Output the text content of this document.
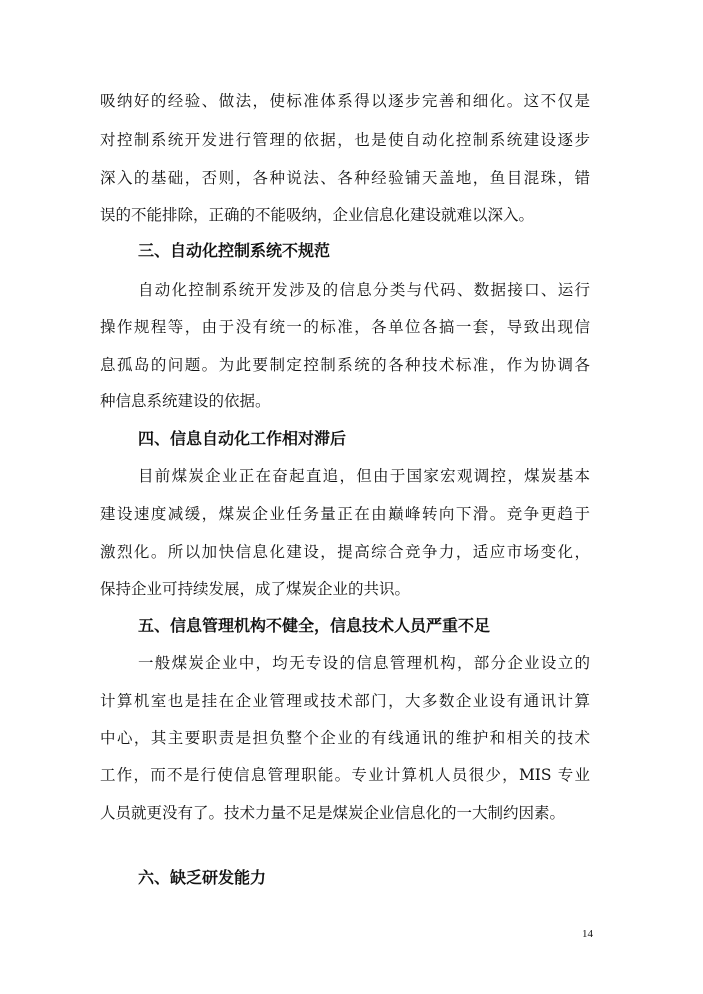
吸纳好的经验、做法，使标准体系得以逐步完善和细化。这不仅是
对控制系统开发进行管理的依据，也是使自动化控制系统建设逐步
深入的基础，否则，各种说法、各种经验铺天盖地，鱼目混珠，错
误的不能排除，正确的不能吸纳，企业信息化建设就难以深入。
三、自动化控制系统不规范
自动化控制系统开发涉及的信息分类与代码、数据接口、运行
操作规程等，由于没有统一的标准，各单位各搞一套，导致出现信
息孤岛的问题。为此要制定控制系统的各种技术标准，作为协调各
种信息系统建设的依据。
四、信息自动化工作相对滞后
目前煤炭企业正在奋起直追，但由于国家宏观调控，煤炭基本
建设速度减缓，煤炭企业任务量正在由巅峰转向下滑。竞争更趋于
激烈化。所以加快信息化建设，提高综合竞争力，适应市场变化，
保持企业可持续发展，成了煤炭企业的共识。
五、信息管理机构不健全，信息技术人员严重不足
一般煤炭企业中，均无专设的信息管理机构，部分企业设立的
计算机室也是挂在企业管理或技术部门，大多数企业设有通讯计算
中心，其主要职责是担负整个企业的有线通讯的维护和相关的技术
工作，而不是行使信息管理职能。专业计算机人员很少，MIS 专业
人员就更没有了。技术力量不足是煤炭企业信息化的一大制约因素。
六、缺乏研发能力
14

━━━━━━━━━━

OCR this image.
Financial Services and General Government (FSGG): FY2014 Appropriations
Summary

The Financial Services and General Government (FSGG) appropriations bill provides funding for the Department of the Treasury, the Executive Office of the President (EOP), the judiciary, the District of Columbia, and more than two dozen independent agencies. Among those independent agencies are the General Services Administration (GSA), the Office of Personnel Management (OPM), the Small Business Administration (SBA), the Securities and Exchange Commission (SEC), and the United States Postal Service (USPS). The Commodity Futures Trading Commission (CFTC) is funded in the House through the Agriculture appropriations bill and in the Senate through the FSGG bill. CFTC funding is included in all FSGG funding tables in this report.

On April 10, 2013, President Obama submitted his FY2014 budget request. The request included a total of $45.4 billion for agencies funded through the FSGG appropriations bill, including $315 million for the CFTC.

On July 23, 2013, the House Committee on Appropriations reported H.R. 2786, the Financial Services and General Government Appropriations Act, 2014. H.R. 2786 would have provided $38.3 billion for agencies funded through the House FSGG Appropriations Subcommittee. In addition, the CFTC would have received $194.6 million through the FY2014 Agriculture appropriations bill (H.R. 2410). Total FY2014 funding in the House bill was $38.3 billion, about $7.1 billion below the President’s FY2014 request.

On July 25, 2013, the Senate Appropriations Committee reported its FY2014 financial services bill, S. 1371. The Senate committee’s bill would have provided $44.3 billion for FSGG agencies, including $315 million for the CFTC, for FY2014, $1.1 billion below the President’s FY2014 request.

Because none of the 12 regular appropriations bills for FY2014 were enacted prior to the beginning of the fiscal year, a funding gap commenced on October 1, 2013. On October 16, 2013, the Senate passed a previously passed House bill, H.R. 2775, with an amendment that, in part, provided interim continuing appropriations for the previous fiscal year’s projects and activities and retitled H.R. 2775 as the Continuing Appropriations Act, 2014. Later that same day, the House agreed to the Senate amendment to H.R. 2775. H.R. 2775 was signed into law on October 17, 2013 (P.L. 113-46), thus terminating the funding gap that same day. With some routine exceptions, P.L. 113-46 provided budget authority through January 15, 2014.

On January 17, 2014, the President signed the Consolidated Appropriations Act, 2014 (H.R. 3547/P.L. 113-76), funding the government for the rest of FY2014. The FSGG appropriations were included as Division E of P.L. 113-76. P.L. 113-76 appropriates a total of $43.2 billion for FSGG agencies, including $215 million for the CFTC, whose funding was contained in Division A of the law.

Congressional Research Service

━━━━━━━━━━

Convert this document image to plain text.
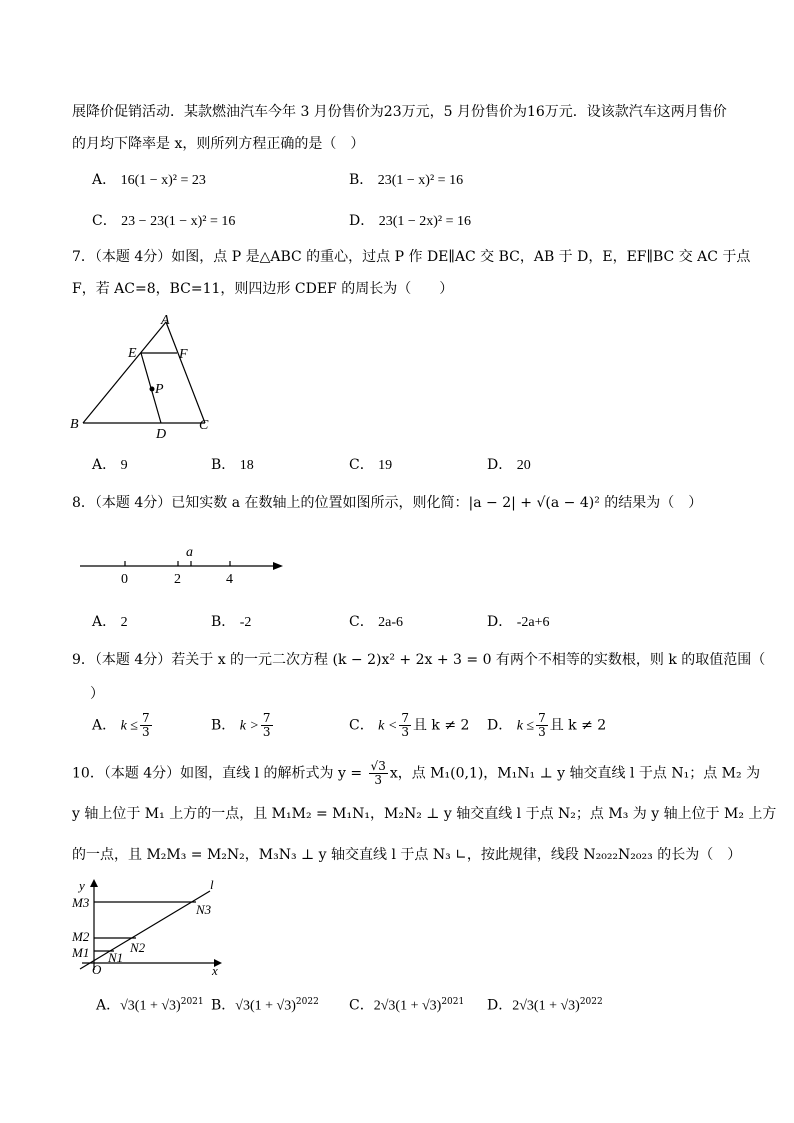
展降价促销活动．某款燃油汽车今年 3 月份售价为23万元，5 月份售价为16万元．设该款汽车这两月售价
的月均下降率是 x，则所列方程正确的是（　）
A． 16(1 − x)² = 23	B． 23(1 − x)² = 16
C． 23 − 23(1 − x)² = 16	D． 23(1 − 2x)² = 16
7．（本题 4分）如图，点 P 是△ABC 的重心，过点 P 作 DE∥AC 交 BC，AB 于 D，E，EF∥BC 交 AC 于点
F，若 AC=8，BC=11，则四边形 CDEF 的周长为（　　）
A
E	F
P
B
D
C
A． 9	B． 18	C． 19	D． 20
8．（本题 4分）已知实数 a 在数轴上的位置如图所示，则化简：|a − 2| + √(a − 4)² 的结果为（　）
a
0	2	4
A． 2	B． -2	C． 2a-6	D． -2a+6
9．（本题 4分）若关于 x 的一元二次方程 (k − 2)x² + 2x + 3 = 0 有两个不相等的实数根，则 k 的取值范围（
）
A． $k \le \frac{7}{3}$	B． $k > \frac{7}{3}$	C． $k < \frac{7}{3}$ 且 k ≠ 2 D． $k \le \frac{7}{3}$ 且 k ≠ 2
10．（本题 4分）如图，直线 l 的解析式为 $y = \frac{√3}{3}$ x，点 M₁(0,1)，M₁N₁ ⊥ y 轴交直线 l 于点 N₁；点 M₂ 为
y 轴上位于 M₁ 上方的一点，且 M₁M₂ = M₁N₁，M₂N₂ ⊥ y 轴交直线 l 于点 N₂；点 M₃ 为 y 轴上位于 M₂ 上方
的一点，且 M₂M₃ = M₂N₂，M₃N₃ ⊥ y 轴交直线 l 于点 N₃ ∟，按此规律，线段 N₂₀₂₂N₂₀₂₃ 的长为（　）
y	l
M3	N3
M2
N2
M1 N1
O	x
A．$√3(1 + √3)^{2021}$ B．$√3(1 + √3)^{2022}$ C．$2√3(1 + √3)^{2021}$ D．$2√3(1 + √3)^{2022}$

━━━━━━━━━━

• **What you should do**: Sift through the entries and copy every line with "funded".

• **Task solution**:
The Financial Services and General Government (FSGG) appropriations bill provides funding for the Department of the Treasury, the Executive Office of the President (EOP), the judiciary, the District of Columbia, and more than two dozen independent agencies. Among those independent agencies are the General Services Administration (GSA), the Office of Personnel Management (OPM), the Small Business Administration (SBA), the Securities and Exchange Commission (SEC), and the United States Postal Service (USPS). The Commodity Futures Trading Commission (CFTC) is funded in the House through the Agriculture appropriations bill and in the Senate through the FSGG bill. CFTC funding is included in all FSGG funding tables in this report.
On April 10, 2013, President Obama submitted his FY2014 budget request. The request included a total of $45.4 billion for agencies funded through the FSGG appropriations bill, including $315 million for the CFTC.
On July 23, 2013, the House Committee on Appropriations reported H.R. 2786, the Financial Services and General Government Appropriations Act, 2014. H.R. 2786 would have provided $38.3 billion for agencies funded through the House FSGG Appropriations Subcommittee. In addition, the CFTC would have received $194.6 million through the FY2014 Agriculture appropriations bill (H.R. 2410). Total FY2014 funding in the House bill was $38.3 billion, about $7.1 billion below the President’s FY2014 request.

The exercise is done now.